Objective:
Which lines in the listing below contain the string "TTCCCTGCAGCAGTATCTGAAGCCAATGAAGCATACCCAT"? Find each one and copy it whole.

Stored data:
►
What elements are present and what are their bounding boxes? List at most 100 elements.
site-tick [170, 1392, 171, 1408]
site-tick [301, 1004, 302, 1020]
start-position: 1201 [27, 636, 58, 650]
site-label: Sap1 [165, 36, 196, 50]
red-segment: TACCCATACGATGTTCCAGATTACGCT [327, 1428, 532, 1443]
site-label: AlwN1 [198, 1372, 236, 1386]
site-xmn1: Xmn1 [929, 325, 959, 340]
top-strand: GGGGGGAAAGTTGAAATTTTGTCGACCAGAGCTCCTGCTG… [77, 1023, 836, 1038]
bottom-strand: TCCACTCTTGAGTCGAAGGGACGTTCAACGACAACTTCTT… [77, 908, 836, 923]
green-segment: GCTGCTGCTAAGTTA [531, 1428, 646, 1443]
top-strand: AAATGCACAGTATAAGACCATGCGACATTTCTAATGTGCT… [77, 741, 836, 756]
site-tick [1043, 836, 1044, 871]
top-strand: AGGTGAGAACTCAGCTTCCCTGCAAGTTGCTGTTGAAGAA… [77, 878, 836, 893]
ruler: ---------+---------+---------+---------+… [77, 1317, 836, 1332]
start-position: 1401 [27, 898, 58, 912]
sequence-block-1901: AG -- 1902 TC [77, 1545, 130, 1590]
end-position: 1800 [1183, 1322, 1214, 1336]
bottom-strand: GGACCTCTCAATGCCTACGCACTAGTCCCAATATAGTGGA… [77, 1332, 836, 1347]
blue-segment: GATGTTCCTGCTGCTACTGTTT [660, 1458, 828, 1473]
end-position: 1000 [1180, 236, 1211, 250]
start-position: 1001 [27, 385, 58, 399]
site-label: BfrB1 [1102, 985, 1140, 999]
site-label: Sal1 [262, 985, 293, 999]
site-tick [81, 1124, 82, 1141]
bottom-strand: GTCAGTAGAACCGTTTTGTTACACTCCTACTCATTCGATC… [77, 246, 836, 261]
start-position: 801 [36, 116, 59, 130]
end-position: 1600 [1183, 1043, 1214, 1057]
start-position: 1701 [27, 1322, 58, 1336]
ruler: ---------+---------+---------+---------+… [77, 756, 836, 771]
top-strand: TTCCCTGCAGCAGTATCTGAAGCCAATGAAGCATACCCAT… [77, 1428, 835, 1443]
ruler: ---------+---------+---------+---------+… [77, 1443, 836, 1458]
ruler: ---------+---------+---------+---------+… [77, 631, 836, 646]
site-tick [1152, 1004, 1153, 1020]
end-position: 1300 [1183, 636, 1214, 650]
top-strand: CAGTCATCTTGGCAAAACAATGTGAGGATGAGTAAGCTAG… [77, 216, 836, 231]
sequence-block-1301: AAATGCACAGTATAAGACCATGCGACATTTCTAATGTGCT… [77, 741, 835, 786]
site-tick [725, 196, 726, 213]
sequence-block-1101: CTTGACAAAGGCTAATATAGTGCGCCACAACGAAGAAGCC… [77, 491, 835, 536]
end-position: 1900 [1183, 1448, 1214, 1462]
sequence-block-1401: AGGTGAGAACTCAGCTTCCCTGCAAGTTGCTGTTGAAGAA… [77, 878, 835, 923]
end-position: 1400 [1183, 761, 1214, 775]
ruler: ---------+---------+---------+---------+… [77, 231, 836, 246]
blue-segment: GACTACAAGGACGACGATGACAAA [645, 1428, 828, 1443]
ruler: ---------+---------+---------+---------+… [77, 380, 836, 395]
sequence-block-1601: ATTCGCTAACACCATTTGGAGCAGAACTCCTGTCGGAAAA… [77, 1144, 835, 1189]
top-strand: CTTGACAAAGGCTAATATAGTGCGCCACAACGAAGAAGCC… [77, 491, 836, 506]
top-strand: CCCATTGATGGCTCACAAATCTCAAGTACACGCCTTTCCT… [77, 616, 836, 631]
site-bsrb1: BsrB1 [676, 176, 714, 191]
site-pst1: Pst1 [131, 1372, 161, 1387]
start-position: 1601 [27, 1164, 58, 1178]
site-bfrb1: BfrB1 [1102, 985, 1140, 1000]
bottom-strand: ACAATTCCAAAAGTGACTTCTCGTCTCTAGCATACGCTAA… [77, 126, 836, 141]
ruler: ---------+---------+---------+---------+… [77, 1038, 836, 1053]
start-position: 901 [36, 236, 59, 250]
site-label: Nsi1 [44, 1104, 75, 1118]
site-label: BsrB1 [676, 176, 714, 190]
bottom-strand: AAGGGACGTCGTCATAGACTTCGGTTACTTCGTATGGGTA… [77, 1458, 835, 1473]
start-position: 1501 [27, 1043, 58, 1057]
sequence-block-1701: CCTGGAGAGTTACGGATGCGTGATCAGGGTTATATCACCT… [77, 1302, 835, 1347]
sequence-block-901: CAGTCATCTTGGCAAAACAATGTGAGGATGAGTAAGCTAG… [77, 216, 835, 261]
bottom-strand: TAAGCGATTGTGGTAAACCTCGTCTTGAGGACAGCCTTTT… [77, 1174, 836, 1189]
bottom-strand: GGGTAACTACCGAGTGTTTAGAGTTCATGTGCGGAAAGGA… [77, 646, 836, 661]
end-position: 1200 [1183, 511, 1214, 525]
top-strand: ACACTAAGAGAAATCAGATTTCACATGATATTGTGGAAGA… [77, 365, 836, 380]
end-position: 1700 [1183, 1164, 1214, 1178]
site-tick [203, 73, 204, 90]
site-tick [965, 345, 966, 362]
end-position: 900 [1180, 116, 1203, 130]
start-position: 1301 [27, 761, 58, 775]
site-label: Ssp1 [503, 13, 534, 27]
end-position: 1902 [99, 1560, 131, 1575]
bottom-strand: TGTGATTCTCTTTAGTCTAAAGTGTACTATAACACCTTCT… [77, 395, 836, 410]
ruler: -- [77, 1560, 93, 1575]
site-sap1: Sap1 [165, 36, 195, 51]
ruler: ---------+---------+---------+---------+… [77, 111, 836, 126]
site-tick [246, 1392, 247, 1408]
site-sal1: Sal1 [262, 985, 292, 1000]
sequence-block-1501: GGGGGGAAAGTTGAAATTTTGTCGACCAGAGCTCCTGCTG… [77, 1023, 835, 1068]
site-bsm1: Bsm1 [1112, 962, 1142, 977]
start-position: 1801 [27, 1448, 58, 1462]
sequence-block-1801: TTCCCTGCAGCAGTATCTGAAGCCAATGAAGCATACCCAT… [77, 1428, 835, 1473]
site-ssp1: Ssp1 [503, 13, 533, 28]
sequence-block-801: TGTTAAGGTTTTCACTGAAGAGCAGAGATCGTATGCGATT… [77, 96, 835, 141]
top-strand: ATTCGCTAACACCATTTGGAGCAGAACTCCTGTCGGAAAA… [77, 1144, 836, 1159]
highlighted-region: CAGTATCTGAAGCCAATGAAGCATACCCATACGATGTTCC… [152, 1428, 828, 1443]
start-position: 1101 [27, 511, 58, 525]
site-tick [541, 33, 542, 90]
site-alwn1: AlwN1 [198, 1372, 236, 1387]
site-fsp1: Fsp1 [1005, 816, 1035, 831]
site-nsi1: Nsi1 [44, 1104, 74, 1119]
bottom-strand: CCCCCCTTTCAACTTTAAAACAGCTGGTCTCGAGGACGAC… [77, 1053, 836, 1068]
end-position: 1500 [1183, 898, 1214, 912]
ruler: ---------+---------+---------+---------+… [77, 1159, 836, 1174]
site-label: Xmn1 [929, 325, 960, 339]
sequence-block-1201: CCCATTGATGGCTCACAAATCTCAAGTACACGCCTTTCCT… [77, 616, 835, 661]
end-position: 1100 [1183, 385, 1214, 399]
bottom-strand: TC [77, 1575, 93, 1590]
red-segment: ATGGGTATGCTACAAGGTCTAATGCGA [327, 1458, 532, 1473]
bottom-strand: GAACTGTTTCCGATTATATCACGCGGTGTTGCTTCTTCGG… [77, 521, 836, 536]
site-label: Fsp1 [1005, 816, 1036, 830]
◄
Exercise answer:
top-strand: TTCCCTGCAGCAGTATCTGAAGCCAATGAAGCATACCCAT… [77, 1428, 835, 1443]
sequence-block-1801: TTCCCTGCAGCAGTATCTGAAGCCAATGAAGCATACCCAT… [77, 1428, 835, 1473]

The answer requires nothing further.